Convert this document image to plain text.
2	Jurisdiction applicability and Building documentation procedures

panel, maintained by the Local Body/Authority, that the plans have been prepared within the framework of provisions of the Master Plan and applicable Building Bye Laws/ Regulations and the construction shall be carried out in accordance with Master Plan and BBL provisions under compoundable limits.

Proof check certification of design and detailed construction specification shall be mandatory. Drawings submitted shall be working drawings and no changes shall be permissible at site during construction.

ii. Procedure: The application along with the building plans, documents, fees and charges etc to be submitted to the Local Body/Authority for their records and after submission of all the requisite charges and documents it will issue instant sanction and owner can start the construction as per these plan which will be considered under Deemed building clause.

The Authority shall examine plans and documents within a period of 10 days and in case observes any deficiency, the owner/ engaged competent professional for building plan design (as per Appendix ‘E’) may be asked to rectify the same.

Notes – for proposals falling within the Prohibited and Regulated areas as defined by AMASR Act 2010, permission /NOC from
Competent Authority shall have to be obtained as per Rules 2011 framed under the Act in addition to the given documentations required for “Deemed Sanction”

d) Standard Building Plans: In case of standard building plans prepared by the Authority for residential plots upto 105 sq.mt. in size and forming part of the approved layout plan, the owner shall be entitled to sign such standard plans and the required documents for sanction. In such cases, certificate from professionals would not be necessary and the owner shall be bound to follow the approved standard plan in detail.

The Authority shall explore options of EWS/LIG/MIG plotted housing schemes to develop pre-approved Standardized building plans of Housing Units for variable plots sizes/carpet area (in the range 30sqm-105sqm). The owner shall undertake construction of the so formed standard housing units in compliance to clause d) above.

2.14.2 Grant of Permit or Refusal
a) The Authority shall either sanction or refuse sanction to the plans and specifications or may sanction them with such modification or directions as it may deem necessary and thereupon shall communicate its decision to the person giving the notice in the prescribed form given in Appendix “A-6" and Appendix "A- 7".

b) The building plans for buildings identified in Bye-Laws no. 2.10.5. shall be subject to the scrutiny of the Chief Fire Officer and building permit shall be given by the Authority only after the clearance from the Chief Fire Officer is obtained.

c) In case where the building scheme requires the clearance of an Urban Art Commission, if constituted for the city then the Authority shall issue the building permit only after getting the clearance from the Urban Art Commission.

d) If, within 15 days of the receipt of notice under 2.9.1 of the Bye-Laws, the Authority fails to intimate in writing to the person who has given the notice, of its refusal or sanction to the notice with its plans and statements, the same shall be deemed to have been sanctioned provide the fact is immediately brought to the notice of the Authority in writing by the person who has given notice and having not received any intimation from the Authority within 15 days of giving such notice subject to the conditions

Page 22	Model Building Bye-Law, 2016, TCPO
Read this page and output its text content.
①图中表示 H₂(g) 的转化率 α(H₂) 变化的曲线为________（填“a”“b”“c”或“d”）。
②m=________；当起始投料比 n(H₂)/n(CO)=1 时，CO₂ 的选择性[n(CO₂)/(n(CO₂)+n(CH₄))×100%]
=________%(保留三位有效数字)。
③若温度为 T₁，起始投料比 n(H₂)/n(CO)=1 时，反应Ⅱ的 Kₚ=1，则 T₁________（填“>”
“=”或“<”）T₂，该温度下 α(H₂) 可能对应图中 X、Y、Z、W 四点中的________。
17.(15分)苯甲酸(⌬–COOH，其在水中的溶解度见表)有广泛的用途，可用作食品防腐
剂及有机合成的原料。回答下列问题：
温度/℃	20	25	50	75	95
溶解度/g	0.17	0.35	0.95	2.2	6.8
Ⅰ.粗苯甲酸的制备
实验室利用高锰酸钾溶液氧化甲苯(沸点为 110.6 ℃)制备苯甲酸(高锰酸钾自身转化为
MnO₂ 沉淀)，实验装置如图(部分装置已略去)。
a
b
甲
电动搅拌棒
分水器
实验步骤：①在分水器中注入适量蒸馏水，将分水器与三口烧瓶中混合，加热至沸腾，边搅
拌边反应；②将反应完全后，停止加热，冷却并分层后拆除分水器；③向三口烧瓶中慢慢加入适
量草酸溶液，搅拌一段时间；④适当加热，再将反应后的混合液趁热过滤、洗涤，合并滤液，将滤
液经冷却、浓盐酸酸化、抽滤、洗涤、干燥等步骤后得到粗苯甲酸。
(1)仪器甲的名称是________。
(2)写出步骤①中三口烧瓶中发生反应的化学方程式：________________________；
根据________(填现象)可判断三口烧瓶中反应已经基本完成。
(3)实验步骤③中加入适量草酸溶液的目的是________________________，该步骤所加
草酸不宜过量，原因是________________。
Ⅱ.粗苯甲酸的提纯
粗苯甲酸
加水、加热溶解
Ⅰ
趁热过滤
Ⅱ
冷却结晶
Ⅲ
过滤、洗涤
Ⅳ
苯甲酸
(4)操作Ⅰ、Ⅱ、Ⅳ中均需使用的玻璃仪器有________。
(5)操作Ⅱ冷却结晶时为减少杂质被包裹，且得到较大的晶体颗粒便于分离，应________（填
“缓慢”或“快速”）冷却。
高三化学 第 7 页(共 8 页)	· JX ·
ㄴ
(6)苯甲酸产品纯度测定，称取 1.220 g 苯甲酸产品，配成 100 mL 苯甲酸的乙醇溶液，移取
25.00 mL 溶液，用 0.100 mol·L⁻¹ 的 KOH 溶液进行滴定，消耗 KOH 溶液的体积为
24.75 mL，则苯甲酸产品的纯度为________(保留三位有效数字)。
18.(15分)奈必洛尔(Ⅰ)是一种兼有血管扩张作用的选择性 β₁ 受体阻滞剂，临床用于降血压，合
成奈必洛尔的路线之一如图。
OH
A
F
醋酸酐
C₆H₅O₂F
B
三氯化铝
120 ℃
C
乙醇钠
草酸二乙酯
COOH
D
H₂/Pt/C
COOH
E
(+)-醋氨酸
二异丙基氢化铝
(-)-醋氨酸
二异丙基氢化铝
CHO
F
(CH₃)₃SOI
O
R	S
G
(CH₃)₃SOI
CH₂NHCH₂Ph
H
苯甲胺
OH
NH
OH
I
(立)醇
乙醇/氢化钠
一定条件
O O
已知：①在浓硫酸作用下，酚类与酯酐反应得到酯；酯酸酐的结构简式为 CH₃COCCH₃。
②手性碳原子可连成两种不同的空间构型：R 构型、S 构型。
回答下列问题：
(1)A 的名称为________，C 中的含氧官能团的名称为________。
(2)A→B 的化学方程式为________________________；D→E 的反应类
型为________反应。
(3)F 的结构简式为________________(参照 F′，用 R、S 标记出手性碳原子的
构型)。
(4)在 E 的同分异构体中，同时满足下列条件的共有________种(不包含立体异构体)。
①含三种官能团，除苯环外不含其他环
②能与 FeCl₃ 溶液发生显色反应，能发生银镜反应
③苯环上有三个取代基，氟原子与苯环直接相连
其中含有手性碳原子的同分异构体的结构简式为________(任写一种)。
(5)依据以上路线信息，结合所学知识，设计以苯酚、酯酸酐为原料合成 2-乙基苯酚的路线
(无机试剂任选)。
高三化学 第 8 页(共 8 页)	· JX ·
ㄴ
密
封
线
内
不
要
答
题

━━━━━━━━━━━━━━━━

• [Exercise aim] Repeat every entry exactly as written above.

• [Exercise output]
Convert this document image to plain text.
2	Jurisdiction applicability and Building documentation procedures

panel, maintained by the Local Body/Authority, that the plans have been prepared within the framework of provisions of the Master Plan and applicable Building Bye Laws/ Regulations and the construction shall be carried out in accordance with Master Plan and BBL provisions under compoundable limits.

Proof check certification of design and detailed construction specification shall be mandatory. Drawings submitted shall be working drawings and no changes shall be permissible at site during construction.

ii. Procedure: The application along with the building plans, documents, fees and charges etc to be submitted to the Local Body/Authority for their records and after submission of all the requisite charges and documents it will issue instant sanction and owner can start the construction as per these plan which will be considered under Deemed building clause.

The Authority shall examine plans and documents within a period of 10 days and in case observes any deficiency, the owner/ engaged competent professional for building plan design (as per Appendix ‘E’) may be asked to rectify the same.

Notes – for proposals falling within the Prohibited and Regulated areas as defined by AMASR Act 2010, permission /NOC from
Competent Authority shall have to be obtained as per Rules 2011 framed under the Act in addition to the given documentations required for “Deemed Sanction”

d) Standard Building Plans: In case of standard building plans prepared by the Authority for residential plots upto 105 sq.mt. in size and forming part of the approved layout plan, the owner shall be entitled to sign such standard plans and the required documents for sanction. In such cases, certificate from professionals would not be necessary and the owner shall be bound to follow the approved standard plan in detail.

The Authority shall explore options of EWS/LIG/MIG plotted housing schemes to develop pre-approved Standardized building plans of Housing Units for variable plots sizes/carpet area (in the range 30sqm-105sqm). The owner shall undertake construction of the so formed standard housing units in compliance to clause d) above.

2.14.2 Grant of Permit or Refusal
a) The Authority shall either sanction or refuse sanction to the plans and specifications or may sanction them with such modification or directions as it may deem necessary and thereupon shall communicate its decision to the person giving the notice in the prescribed form given in Appendix “A-6" and Appendix "A- 7".

b) The building plans for buildings identified in Bye-Laws no. 2.10.5. shall be subject to the scrutiny of the Chief Fire Officer and building permit shall be given by the Authority only after the clearance from the Chief Fire Officer is obtained.

c) In case where the building scheme requires the clearance of an Urban Art Commission, if constituted for the city then the Authority shall issue the building permit only after getting the clearance from the Urban Art Commission.

d) If, within 15 days of the receipt of notice under 2.9.1 of the Bye-Laws, the Authority fails to intimate in writing to the person who has given the notice, of its refusal or sanction to the notice with its plans and statements, the same shall be deemed to have been sanctioned provide the fact is immediately brought to the notice of the Authority in writing by the person who has given notice and having not received any intimation from the Authority within 15 days of giving such notice subject to the conditions

Page 22	Model Building Bye-Law, 2016, TCPO
Read this page and output its text content.
①图中表示 H₂(g) 的转化率 α(H₂) 变化的曲线为________（填“a”“b”“c”或“d”）。
②m=________；当起始投料比 n(H₂)/n(CO)=1 时，CO₂ 的选择性[n(CO₂)/(n(CO₂)+n(CH₄))×100%]
=________%(保留三位有效数字)。
③若温度为 T₁，起始投料比 n(H₂)/n(CO)=1 时，反应Ⅱ的 Kₚ=1，则 T₁________（填“>”
“=”或“<”）T₂，该温度下 α(H₂) 可能对应图中 X、Y、Z、W 四点中的________。
17.(15分)苯甲酸(⌬–COOH，其在水中的溶解度见表)有广泛的用途，可用作食品防腐
剂及有机合成的原料。回答下列问题：
温度/℃	20	25	50	75	95
溶解度/g	0.17	0.35	0.95	2.2	6.8
Ⅰ.粗苯甲酸的制备
实验室利用高锰酸钾溶液氧化甲苯(沸点为 110.6 ℃)制备苯甲酸(高锰酸钾自身转化为
MnO₂ 沉淀)，实验装置如图(部分装置已略去)。
a
b
甲
电动搅拌棒
分水器
实验步骤：①在分水器中注入适量蒸馏水，将分水器与三口烧瓶中混合，加热至沸腾，边搅
拌边反应；②将反应完全后，停止加热，冷却并分层后拆除分水器；③向三口烧瓶中慢慢加入适
量草酸溶液，搅拌一段时间；④适当加热，再将反应后的混合液趁热过滤、洗涤，合并滤液，将滤
液经冷却、浓盐酸酸化、抽滤、洗涤、干燥等步骤后得到粗苯甲酸。
(1)仪器甲的名称是________。
(2)写出步骤①中三口烧瓶中发生反应的化学方程式：________________________；
根据________(填现象)可判断三口烧瓶中反应已经基本完成。
(3)实验步骤③中加入适量草酸溶液的目的是________________________，该步骤所加
草酸不宜过量，原因是________________。
Ⅱ.粗苯甲酸的提纯
粗苯甲酸
加水、加热溶解
Ⅰ
趁热过滤
Ⅱ
冷却结晶
Ⅲ
过滤、洗涤
Ⅳ
苯甲酸
(4)操作Ⅰ、Ⅱ、Ⅳ中均需使用的玻璃仪器有________。
(5)操作Ⅱ冷却结晶时为减少杂质被包裹，且得到较大的晶体颗粒便于分离，应________（填
“缓慢”或“快速”）冷却。
高三化学 第 7 页(共 8 页)	· JX ·
ㄴ
(6)苯甲酸产品纯度测定，称取 1.220 g 苯甲酸产品，配成 100 mL 苯甲酸的乙醇溶液，移取
25.00 mL 溶液，用 0.100 mol·L⁻¹ 的 KOH 溶液进行滴定，消耗 KOH 溶液的体积为
24.75 mL，则苯甲酸产品的纯度为________(保留三位有效数字)。
18.(15分)奈必洛尔(Ⅰ)是一种兼有血管扩张作用的选择性 β₁ 受体阻滞剂，临床用于降血压，合
成奈必洛尔的路线之一如图。
OH
A
F
醋酸酐
C₆H₅O₂F
B
三氯化铝
120 ℃
C
乙醇钠
草酸二乙酯
COOH
D
H₂/Pt/C
COOH
E
(+)-醋氨酸
二异丙基氢化铝
(-)-醋氨酸
二异丙基氢化铝
CHO
F
(CH₃)₃SOI
O
R	S
G
(CH₃)₃SOI
CH₂NHCH₂Ph
H
苯甲胺
OH
NH
OH
I
(立)醇
乙醇/氢化钠
一定条件
O O
已知：①在浓硫酸作用下，酚类与酯酐反应得到酯；酯酸酐的结构简式为 CH₃COCCH₃。
②手性碳原子可连成两种不同的空间构型：R 构型、S 构型。
回答下列问题：
(1)A 的名称为________，C 中的含氧官能团的名称为________。
(2)A→B 的化学方程式为________________________；D→E 的反应类
型为________反应。
(3)F 的结构简式为________________(参照 F′，用 R、S 标记出手性碳原子的
构型)。
(4)在 E 的同分异构体中，同时满足下列条件的共有________种(不包含立体异构体)。
①含三种官能团，除苯环外不含其他环
②能与 FeCl₃ 溶液发生显色反应，能发生银镜反应
③苯环上有三个取代基，氟原子与苯环直接相连
其中含有手性碳原子的同分异构体的结构简式为________(任写一种)。
(5)依据以上路线信息，结合所学知识，设计以苯酚、酯酸酐为原料合成 2-乙基苯酚的路线
(无机试剂任选)。
高三化学 第 8 页(共 8 页)	· JX ·
ㄴ
密
封
线
内
不
要
答
题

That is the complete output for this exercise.